§ 課題 1
ベルモンテ城と春を綴った文章をもとに、次の問いに答えてください。
(a) ベルモンテ城とその周辺は、何年に作られた何という映画のロケ地になりましたか。
(b) 城の周囲に広がっているのは何の花々ですか。
(c) 文章の最後で、春を思わせる花としてどの花が挙げられていますか。
§ 課題 2
ベルモンテ城と春を綴った文章の続きを、最後の「それともパンジー…..?」の後から書いてください。

なぜなら、自分の心をそのとき捉えた何かは、
もう二度と同じように撮れないものなのです。
さて今度は目的地、
ベルモンテ村の小高い丘に建つ
お城の風景をご覧下さい。
躍動的な雲に青空。
また城の周囲に広がる
原色のアマポーラの花々が
そよ風に合わせて歌っているようで、
まさに春たけなわと言う表現がぴったり。
ところで
お話は変わりますが、
中世スペインの
レコンキスタ(国土再征服運動)で
名をはせた騎士エル・シドをご存じですか?
このベルモンテ城とその周辺は
彼を描いた1961年作の同名映画、
「エル・シド」のロケ地となりました。
出演した映画俳優は
チャールトン・ヘストンと、
ソフィア・ローレンでしたでしょうか。
それともう一つの脇役、
いえいえ人ではなくて
愛嬌のある二本の木です。
映画の中でちらっと登場してます。
スクリーンでしか見た事がないのに、
丘のスロープにて
元気なその姿を見つけると
なぜか懐かしい人達と
久しぶりに会った気分になりました。
ところ変わって、日本では…..。
この季節は、
吹く風は時折冬を思わせる
冷たい日はあっても
やはり日差しはもう春。
町を歩けば、
街路樹の花咲く枝より
啼く鳥の声が聞こえてくると、
足取りも知らずの内に軽やかになります。
ところで、
すでにお話ししたように
日差しや鳥の声の他にも
色からも春を連想出来そうですよね。
もし春を
花の色でイメージするとしたら
どんな花をあなたは思い描くでしょうか?
タンポポやチューリップ、
それともパンジー…..?

§ 要素ボックスの注釈
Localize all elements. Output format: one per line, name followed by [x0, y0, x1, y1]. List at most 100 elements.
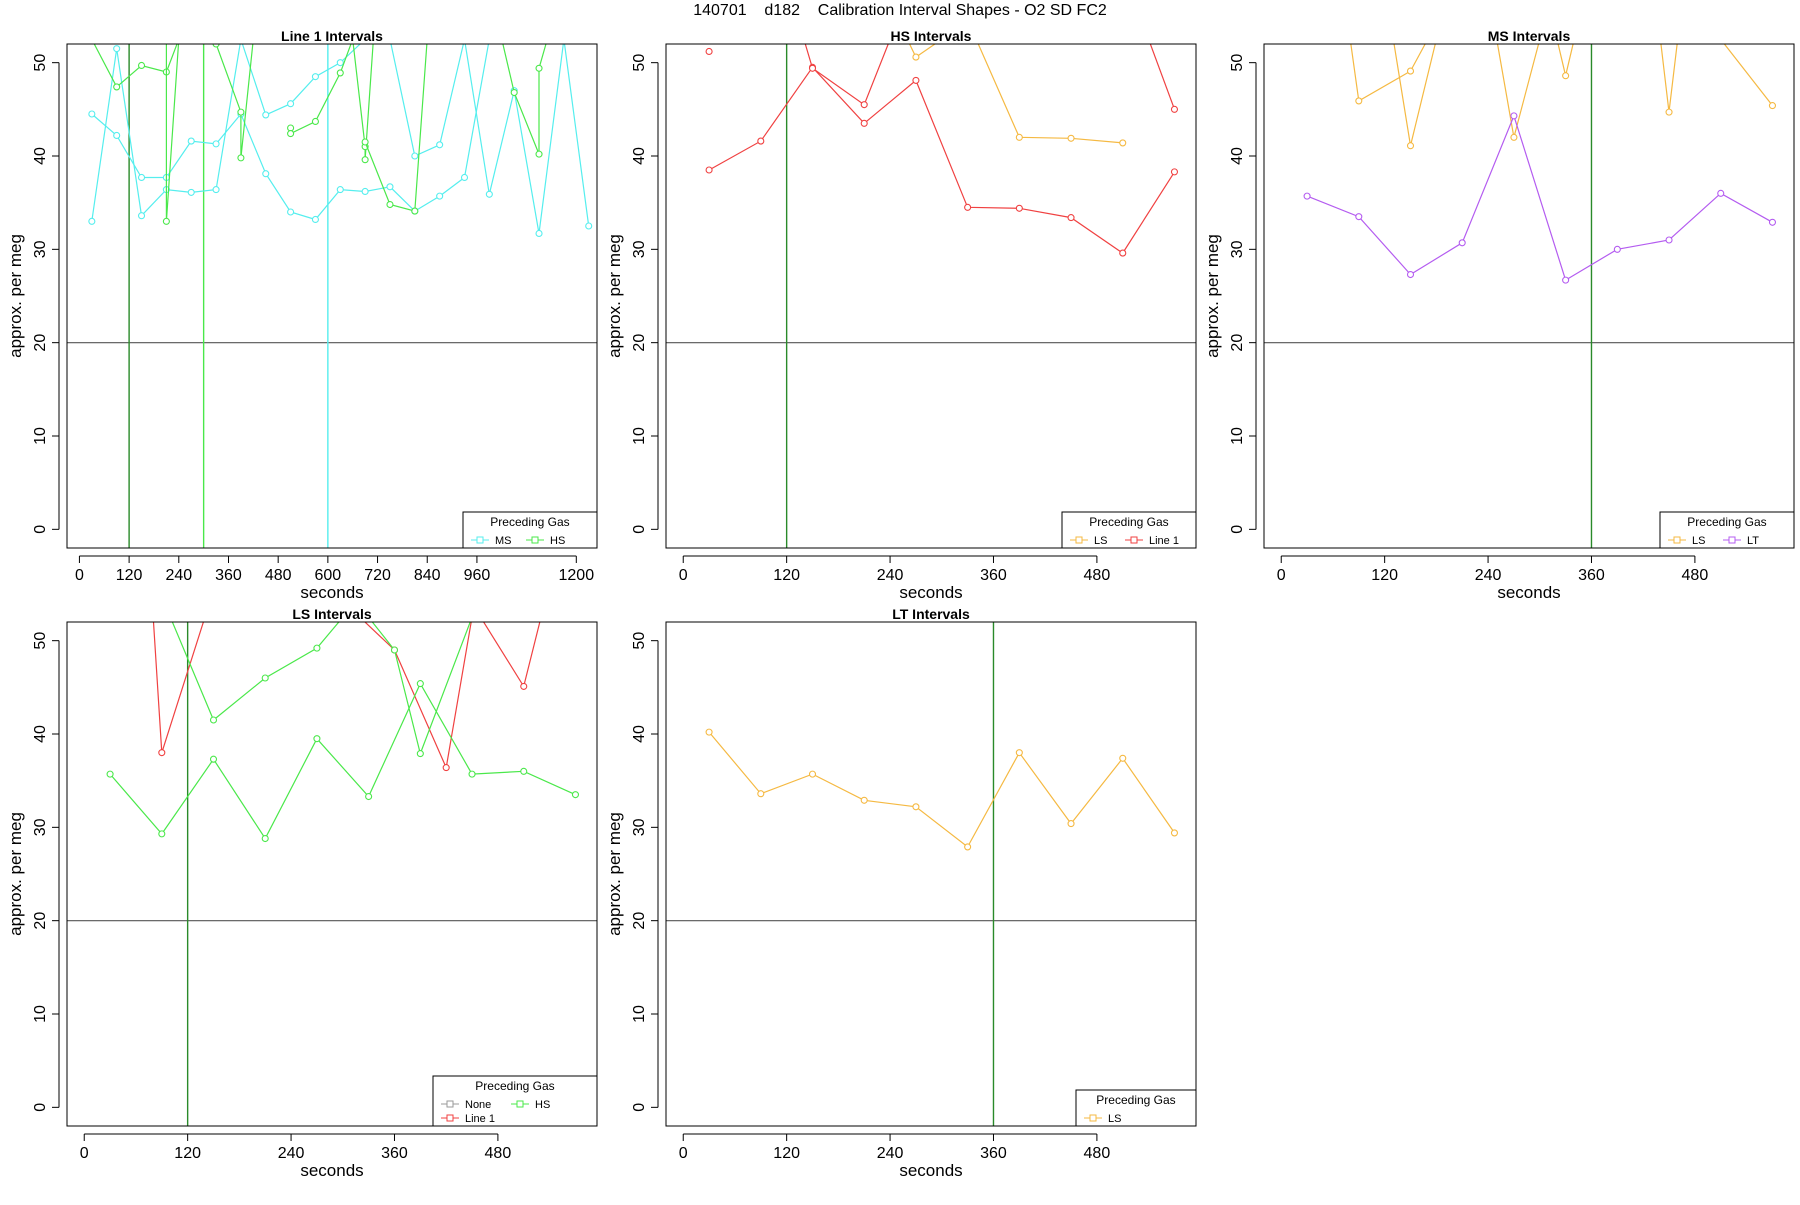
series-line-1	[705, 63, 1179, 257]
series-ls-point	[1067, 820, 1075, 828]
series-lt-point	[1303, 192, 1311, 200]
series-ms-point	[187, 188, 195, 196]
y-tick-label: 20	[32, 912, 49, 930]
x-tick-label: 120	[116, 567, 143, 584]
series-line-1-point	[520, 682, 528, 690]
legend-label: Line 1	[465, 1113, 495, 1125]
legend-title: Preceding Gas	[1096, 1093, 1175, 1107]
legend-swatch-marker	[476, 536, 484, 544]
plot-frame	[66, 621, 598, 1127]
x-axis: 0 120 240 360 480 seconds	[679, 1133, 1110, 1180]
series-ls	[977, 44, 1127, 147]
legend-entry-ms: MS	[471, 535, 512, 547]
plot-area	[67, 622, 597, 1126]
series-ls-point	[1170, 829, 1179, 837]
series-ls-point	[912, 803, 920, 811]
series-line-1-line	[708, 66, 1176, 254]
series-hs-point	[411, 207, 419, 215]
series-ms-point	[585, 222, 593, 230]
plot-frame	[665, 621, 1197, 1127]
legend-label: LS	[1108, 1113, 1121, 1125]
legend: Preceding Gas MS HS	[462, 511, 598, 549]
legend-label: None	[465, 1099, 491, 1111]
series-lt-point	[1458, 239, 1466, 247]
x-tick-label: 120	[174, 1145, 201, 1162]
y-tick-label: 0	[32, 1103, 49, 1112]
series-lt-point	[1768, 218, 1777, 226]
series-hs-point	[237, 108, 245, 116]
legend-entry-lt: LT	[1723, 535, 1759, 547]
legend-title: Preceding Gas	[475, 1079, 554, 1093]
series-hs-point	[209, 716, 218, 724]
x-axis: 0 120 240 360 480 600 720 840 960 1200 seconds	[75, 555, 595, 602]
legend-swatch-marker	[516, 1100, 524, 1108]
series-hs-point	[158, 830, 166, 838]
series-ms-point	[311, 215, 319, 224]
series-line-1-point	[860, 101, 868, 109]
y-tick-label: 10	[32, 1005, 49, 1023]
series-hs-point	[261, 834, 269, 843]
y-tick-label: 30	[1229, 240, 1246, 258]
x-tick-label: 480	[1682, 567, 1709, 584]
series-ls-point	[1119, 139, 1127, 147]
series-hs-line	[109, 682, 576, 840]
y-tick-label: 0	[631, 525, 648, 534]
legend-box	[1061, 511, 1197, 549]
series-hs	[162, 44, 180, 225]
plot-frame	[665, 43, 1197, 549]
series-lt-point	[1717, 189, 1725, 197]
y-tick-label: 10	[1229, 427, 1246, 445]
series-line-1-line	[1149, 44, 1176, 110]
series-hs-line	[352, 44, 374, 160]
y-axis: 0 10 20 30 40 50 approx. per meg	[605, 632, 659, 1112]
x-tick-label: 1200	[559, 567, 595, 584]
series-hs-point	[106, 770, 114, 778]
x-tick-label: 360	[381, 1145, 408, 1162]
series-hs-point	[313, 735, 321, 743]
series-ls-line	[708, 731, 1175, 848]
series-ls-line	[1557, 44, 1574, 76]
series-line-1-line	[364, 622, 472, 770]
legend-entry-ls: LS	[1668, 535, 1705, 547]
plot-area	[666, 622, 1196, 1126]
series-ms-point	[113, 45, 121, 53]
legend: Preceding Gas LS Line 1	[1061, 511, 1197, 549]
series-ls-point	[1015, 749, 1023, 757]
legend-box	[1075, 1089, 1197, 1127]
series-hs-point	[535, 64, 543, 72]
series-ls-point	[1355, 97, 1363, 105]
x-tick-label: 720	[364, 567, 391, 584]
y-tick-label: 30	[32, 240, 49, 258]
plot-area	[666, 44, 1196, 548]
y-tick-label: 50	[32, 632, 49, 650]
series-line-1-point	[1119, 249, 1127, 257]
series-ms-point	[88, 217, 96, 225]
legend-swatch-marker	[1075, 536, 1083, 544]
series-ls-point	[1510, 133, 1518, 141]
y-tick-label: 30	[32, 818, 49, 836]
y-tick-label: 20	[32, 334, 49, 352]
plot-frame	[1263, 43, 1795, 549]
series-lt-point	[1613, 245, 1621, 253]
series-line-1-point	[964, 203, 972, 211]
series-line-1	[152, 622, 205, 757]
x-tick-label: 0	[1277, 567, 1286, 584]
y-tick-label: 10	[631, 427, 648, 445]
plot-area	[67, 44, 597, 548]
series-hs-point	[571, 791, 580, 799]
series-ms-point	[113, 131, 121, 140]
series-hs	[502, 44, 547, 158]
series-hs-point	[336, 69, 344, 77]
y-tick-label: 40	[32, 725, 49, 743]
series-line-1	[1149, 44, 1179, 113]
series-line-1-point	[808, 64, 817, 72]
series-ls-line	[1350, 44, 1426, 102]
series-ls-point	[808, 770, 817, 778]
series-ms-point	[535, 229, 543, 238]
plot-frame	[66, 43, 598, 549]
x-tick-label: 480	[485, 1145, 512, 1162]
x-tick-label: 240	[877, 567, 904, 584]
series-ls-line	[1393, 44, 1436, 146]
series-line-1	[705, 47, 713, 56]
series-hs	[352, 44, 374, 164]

...

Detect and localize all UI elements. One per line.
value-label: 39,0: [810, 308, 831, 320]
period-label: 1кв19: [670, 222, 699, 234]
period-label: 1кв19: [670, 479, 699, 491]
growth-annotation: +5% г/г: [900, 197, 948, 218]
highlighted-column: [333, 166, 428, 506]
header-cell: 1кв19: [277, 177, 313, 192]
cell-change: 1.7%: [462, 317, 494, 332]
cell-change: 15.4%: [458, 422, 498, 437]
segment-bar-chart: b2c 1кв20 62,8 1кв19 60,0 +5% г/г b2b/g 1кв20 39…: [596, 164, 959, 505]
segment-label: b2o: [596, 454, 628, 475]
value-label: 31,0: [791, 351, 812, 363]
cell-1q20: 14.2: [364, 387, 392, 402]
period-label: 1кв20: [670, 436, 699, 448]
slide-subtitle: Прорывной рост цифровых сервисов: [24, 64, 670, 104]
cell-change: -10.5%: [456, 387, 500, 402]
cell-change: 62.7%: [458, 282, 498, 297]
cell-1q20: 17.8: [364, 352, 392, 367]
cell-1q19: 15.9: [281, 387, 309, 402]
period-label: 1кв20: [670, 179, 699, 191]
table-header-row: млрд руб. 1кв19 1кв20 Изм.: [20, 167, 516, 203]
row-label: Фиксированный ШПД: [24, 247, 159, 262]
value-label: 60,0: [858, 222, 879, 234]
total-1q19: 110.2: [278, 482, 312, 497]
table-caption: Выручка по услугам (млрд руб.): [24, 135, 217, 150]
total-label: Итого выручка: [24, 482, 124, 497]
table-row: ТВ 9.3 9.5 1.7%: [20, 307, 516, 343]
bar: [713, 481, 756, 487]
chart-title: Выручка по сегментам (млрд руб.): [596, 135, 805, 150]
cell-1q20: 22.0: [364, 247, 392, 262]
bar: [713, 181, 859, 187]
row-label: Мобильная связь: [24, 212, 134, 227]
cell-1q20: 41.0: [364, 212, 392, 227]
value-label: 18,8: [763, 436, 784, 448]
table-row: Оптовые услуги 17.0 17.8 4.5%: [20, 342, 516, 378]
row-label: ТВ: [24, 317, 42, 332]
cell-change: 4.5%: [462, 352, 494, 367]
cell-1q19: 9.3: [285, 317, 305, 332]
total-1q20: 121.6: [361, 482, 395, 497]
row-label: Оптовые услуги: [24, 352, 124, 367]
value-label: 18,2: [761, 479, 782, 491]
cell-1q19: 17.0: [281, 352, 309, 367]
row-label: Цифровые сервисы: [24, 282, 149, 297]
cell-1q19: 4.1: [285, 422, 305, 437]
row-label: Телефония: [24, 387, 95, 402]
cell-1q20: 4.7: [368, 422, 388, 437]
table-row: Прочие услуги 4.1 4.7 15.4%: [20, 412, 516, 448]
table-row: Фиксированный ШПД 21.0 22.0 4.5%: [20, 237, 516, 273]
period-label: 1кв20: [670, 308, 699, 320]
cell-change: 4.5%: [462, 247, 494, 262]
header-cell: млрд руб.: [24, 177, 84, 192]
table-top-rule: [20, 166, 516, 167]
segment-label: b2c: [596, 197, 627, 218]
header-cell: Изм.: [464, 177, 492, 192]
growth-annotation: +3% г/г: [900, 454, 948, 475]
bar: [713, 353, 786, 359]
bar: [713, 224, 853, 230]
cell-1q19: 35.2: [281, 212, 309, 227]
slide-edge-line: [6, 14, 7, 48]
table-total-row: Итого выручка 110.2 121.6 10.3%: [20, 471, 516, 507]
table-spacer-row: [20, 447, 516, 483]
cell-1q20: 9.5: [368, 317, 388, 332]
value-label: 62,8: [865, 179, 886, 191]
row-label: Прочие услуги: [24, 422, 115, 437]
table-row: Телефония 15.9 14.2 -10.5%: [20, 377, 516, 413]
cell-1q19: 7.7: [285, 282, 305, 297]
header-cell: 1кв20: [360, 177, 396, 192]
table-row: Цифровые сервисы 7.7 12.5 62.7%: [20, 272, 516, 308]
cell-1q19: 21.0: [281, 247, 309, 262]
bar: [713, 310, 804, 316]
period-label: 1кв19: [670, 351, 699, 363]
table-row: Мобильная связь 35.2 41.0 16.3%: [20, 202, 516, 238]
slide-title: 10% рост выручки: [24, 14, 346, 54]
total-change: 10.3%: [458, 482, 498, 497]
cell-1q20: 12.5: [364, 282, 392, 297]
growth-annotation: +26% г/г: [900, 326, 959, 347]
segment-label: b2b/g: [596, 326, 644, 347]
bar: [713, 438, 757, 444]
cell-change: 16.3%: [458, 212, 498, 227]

---

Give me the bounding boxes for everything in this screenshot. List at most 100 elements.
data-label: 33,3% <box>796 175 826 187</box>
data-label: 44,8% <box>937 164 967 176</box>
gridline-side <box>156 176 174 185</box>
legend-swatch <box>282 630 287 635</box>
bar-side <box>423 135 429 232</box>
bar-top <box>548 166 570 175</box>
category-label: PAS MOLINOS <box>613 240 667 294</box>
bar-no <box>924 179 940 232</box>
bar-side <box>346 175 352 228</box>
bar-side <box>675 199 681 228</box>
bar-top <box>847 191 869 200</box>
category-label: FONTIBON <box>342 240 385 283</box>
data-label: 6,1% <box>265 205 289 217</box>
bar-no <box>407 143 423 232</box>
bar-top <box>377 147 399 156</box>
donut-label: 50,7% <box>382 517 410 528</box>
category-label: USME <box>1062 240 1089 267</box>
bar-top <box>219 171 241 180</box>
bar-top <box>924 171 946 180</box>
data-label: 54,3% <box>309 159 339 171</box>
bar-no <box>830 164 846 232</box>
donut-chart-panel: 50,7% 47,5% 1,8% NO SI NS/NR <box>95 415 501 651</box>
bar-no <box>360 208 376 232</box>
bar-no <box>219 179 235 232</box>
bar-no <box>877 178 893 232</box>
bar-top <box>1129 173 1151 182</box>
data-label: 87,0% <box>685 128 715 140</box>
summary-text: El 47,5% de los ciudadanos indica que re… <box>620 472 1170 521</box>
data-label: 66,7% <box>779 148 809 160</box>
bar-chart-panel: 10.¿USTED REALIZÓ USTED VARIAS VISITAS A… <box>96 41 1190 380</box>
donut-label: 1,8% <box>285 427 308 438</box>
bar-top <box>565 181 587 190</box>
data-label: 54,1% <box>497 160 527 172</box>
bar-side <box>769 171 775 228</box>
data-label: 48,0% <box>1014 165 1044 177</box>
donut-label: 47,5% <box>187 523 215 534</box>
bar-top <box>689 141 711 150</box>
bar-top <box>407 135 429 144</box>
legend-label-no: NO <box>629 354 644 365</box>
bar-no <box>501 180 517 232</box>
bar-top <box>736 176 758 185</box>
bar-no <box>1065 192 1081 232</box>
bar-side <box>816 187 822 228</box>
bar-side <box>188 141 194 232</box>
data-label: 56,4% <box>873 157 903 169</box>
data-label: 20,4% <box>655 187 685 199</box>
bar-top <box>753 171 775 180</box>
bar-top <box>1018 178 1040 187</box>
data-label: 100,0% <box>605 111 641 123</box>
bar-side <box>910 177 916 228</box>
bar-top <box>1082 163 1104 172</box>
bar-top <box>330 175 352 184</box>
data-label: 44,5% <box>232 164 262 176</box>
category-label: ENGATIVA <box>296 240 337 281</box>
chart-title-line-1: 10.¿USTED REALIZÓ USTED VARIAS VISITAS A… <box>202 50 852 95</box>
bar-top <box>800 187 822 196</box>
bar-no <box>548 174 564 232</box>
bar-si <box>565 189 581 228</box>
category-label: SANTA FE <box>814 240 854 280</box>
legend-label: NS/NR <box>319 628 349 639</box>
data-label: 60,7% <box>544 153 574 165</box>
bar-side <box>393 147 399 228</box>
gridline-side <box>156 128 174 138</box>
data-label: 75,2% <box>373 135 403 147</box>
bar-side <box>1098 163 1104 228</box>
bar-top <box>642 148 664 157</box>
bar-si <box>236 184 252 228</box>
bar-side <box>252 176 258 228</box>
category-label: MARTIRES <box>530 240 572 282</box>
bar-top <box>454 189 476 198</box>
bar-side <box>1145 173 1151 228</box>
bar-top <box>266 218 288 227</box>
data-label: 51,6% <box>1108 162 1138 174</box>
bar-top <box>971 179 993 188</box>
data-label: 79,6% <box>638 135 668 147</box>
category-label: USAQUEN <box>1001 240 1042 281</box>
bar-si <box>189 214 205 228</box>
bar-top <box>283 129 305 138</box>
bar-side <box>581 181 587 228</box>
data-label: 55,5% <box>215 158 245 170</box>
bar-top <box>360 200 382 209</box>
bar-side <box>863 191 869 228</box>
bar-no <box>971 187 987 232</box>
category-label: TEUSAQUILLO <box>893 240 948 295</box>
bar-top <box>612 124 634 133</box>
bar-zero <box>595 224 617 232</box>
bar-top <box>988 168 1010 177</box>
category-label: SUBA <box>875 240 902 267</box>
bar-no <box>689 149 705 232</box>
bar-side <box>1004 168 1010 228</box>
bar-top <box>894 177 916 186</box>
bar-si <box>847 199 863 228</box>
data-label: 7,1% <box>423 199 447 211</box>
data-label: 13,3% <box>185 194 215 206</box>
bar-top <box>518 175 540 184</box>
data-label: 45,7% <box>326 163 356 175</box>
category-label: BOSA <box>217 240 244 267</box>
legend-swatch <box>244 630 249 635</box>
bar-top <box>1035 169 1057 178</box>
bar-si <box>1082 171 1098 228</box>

§ 解答 1
(a) 1961年作の映画「エル・シド」です。
(b) 原色のアマポーラの花々です。
(c) タンポポ、チューリップ、パンジーです。

§ 解答 2
中には私のように
「やっぱり春の色は桜色かな」と思われる方も
いらっしゃることでしょう。
その色は、
柔らかな水色の空に作満開の桜の色で、
うっすらと白みがかった桜色。
公園や河堤で
下のような風景を観賞出来れば、
もうこれは文句なしですね。
ところで
春のお天気は変わりやすくて、
せっかくのお花見の日が
曇天の日もあることでしょう。
この季節特有の「花曇り」と呼ばれる
どんよりとした空に、
あたかも明かりを灯すように
装飾する桜の花々。
こんな日の
空と花の色合いも
意外と素敵なのですよ。
上の花曇りの桜をご覧になって、
どのように感じられましたか…..?
さて、
この作品を撮影した思いでと言えば、
こんなことがありました。
桜の花を樹の下から眺めていて、
花の精にでも出会ったのでしょうか。
いつしか周囲の雑音が気にならなくなり、
まるで春の静寂が
自分を優しく包み込んでいたのです。
そしてその時、心の目で見えていたのは
この二つの色が相俟って
灰桜色になっていたのを覚えています。
ですから、それ以降
私にとって印象に残る春色とは
日本の伝統的な色である灰桜色なのです。
また色とは
見る人のその時の気持ち次第で、
感じ方も幾らでも変化するので
不思議なものですよね。
それでは最後の桜の花、
夜桜をお届けしましょう。
いかがでしたでしょうか?
まずは
春色の話題から始まった
季節のご挨拶でしたが、
春気分を少し味わっていただけましたか?
お話は変わって
今年初めての、また本当に
久方ぶりのブログ更新となりました。
長い間お待たせしてしまいまして
大変申し訳なく思っております。
他方、理由はともあれ
昨年は充電期間を頂いたような
一年となってしまいましたが、
その間、たくさんの新たな読者の方々が
当ブログへ訪れてくださり、
とても嬉しかったです。
どうもありがとうございました。
ところで、
当ブログのアクセス数増加に関しては
大変喜ばしくもありましたが、
その一方でずっと気になっていたことがありました。
それは現在まで未公開になっていた
バックナンバーです。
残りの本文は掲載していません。